= INSTRUCTION =
Each line should be copied exactly.

--- Start RECORDS FOR THE TASK ---

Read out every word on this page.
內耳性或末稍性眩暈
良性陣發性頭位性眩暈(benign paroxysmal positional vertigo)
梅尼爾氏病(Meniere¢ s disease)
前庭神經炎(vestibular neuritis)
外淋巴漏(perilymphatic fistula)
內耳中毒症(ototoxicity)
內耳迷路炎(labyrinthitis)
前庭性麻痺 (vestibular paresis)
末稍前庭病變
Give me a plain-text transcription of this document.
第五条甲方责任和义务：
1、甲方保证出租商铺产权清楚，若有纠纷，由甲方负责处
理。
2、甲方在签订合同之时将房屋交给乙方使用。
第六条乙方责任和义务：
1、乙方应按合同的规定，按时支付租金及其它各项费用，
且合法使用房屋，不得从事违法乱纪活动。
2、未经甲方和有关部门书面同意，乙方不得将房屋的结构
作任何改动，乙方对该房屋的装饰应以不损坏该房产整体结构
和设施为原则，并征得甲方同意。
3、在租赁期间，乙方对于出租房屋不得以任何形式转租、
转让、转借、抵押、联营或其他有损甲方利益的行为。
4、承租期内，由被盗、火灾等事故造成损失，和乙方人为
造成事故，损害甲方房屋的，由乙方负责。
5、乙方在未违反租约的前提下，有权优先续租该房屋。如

--- End RECORDS FOR THE TASK ---

= FINISHED ANSWER =
Read out every word on this page.
內耳性或末稍性眩暈
良性陣發性頭位性眩暈(benign paroxysmal positional vertigo)
梅尼爾氏病(Meniere¢ s disease)
前庭神經炎(vestibular neuritis)
外淋巴漏(perilymphatic fistula)
內耳中毒症(ototoxicity)
內耳迷路炎(labyrinthitis)
前庭性麻痺 (vestibular paresis)
末稍前庭病變
Give me a plain-text transcription of this document.
第五条甲方责任和义务：
1、甲方保证出租商铺产权清楚，若有纠纷，由甲方负责处
理。
2、甲方在签订合同之时将房屋交给乙方使用。
第六条乙方责任和义务：
1、乙方应按合同的规定，按时支付租金及其它各项费用，
且合法使用房屋，不得从事违法乱纪活动。
2、未经甲方和有关部门书面同意，乙方不得将房屋的结构
作任何改动，乙方对该房屋的装饰应以不损坏该房产整体结构
和设施为原则，并征得甲方同意。
3、在租赁期间，乙方对于出租房屋不得以任何形式转租、
转让、转借、抵押、联营或其他有损甲方利益的行为。
4、承租期内，由被盗、火灾等事故造成损失，和乙方人为
造成事故，损害甲方房屋的，由乙方负责。
5、乙方在未违反租约的前提下，有权优先续租该房屋。如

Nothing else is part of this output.